#### Record excerpts ####

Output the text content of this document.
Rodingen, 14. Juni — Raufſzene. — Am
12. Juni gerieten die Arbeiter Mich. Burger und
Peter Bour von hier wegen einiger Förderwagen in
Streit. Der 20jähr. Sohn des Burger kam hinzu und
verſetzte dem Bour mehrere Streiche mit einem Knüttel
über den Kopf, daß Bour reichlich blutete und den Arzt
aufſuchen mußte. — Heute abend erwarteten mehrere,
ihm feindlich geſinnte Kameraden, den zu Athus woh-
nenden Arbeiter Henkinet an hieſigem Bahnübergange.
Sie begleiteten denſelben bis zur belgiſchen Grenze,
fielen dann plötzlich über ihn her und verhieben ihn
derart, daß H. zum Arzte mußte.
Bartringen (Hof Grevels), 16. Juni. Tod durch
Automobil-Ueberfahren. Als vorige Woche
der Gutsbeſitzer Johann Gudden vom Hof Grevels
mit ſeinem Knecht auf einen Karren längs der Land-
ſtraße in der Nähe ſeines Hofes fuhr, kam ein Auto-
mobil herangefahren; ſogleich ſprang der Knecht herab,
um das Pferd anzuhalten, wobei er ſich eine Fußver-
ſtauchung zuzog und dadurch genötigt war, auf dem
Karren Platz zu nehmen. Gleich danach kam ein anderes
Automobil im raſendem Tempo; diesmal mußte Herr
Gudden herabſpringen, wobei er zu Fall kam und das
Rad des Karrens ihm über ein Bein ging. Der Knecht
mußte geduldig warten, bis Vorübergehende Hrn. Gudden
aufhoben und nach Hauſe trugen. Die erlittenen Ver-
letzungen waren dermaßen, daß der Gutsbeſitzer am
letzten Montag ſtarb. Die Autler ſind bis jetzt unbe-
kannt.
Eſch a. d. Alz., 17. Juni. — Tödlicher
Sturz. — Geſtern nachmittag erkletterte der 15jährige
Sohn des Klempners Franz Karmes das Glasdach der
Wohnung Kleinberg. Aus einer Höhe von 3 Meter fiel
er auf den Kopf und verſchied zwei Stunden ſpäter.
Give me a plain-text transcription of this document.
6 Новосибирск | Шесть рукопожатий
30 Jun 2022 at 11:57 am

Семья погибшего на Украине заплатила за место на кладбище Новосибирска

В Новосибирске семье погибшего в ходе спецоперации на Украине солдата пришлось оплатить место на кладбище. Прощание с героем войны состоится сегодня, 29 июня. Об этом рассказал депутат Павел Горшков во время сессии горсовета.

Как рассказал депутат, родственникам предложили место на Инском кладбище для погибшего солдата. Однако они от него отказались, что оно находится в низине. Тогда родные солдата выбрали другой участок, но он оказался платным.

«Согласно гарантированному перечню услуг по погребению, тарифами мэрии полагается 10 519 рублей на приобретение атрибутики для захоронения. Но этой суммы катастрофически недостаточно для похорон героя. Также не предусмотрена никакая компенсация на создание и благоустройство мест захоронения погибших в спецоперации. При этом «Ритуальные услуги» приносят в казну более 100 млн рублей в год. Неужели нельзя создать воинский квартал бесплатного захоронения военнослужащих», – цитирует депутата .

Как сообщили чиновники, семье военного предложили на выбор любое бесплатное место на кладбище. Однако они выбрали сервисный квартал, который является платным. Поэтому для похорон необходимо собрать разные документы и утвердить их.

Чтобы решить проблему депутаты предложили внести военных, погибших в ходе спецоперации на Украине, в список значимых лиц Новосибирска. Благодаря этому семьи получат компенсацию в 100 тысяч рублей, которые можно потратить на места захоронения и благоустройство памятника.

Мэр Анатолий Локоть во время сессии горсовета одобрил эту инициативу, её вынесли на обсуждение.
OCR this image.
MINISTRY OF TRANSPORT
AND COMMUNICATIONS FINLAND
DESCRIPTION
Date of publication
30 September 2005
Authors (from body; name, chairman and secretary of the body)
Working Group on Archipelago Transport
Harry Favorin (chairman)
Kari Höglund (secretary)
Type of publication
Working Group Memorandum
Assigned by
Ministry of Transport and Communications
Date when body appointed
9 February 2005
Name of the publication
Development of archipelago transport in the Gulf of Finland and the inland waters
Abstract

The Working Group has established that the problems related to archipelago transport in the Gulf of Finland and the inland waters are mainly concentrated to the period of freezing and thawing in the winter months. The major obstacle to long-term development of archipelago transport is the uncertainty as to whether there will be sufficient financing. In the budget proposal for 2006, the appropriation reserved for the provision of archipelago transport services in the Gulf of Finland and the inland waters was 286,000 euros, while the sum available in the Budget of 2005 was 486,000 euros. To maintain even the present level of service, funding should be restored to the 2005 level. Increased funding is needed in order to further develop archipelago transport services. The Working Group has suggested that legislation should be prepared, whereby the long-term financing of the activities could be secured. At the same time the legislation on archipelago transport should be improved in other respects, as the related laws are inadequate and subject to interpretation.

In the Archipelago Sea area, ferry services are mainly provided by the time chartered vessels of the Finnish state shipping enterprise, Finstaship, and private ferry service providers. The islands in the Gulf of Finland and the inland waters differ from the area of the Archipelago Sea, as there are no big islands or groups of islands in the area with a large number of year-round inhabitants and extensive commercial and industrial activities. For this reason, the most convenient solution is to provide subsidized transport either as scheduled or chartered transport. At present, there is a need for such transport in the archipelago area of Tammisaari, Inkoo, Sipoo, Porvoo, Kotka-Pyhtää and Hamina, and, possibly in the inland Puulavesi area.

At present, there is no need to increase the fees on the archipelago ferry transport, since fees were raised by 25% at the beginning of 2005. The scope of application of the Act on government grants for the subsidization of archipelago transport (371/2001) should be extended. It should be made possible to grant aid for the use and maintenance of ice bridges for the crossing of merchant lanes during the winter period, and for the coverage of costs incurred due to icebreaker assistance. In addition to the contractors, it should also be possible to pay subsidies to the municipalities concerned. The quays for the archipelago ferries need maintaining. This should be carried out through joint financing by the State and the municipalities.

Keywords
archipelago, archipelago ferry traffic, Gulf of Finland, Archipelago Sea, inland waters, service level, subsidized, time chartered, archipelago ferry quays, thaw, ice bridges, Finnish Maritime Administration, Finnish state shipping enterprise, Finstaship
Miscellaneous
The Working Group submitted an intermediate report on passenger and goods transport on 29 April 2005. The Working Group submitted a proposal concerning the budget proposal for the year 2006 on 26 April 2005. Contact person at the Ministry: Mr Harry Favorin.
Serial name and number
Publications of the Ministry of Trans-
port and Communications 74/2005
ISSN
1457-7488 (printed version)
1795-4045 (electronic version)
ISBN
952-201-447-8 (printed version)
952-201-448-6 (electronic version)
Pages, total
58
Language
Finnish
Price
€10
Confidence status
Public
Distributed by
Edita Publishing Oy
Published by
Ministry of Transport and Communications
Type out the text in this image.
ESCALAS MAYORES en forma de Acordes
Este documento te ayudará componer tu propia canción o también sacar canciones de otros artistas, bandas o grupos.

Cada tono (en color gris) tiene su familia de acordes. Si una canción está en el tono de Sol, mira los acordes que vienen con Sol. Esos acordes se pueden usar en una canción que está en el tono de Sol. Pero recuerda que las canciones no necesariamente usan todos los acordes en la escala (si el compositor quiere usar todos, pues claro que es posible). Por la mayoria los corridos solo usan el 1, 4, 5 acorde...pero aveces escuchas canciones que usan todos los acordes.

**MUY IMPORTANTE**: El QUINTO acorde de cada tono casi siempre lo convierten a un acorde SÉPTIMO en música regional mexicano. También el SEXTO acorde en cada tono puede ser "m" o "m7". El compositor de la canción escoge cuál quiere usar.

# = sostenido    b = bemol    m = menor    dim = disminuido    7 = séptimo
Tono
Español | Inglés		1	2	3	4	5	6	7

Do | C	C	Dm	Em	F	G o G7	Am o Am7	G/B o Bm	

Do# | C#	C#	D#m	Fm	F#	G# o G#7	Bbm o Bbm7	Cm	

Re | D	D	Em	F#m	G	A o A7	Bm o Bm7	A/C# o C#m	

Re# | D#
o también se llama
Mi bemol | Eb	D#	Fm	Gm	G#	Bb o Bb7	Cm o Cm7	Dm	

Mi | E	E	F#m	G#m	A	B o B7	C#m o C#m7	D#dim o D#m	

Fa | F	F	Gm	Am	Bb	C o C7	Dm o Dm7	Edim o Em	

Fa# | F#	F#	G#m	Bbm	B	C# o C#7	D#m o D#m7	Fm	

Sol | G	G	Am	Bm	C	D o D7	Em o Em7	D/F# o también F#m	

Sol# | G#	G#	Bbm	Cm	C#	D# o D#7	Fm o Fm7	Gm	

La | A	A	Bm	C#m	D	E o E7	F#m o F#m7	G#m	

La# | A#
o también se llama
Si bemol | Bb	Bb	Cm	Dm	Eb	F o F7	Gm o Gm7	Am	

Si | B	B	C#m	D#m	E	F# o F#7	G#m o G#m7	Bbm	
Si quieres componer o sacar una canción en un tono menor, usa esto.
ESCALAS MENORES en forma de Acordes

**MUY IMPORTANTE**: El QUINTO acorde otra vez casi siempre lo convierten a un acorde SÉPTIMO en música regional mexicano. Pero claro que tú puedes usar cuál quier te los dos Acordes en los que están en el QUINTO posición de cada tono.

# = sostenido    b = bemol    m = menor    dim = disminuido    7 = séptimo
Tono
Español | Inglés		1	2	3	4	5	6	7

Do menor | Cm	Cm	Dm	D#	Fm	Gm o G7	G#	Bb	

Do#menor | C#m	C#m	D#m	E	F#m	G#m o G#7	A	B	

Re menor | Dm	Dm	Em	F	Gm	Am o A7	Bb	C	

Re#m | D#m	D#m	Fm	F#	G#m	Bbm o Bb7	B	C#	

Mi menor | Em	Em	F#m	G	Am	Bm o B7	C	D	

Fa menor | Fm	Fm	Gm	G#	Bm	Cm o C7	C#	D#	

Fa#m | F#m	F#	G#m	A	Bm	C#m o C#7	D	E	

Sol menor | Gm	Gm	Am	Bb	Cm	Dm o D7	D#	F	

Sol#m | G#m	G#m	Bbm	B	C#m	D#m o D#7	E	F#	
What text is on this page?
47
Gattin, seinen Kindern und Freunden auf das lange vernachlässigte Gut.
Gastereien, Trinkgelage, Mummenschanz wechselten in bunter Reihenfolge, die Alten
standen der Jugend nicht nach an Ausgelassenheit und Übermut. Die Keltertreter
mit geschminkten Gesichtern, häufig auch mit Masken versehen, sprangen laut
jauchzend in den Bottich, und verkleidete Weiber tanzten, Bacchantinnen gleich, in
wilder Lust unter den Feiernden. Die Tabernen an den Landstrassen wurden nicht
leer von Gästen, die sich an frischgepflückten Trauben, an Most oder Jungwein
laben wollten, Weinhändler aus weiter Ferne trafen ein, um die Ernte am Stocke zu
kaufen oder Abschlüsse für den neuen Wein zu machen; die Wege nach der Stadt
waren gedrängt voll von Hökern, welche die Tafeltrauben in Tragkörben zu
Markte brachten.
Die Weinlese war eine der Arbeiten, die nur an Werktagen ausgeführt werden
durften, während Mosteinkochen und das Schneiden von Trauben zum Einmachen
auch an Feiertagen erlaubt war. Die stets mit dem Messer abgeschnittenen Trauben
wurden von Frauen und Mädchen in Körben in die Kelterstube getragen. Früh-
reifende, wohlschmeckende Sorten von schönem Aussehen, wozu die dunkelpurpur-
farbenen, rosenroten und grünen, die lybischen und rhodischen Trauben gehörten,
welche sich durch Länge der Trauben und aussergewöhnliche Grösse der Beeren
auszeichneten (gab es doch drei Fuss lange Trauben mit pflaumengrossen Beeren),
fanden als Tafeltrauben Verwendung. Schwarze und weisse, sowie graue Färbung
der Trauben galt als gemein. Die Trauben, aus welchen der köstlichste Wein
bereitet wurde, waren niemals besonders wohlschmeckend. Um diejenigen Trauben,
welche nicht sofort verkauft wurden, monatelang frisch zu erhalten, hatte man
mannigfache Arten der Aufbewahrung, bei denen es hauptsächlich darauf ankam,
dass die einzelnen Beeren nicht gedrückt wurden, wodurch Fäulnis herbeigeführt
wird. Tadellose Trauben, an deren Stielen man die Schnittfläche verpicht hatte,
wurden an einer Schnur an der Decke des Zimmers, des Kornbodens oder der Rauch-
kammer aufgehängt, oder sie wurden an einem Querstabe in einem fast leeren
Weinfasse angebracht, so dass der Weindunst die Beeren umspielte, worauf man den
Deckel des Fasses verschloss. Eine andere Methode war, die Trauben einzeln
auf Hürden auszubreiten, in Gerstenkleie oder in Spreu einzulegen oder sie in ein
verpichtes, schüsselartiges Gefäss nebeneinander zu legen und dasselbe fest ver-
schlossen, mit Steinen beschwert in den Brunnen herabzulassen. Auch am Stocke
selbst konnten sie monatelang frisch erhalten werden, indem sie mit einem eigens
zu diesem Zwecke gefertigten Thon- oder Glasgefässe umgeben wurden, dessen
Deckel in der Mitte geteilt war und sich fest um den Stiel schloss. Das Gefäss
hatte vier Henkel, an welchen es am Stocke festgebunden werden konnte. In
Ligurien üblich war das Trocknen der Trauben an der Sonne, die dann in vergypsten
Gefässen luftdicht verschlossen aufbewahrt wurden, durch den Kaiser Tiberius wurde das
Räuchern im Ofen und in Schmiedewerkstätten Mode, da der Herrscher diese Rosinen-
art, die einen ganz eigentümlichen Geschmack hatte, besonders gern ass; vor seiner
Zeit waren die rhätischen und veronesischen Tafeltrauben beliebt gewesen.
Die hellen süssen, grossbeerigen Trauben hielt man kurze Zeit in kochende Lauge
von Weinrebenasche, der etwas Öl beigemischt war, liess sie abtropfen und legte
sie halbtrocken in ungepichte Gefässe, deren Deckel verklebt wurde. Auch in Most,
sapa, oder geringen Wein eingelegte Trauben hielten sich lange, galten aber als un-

####

-- Job --
Find each line holding the word "nicht" and copy it.

-- Output for this exercise --
standen der Jugend nicht nach an Ausgelassenheit und Übermut. Die Keltertreter
wilder Lust unter den Feiernden. Die Tabernen an den Landstrassen wurden nicht
welche nicht sofort verkauft wurden, monatelang frisch zu erhalten, hatte man
dass die einzelnen Beeren nicht gedrückt wurden, wodurch Fäulnis herbeigeführt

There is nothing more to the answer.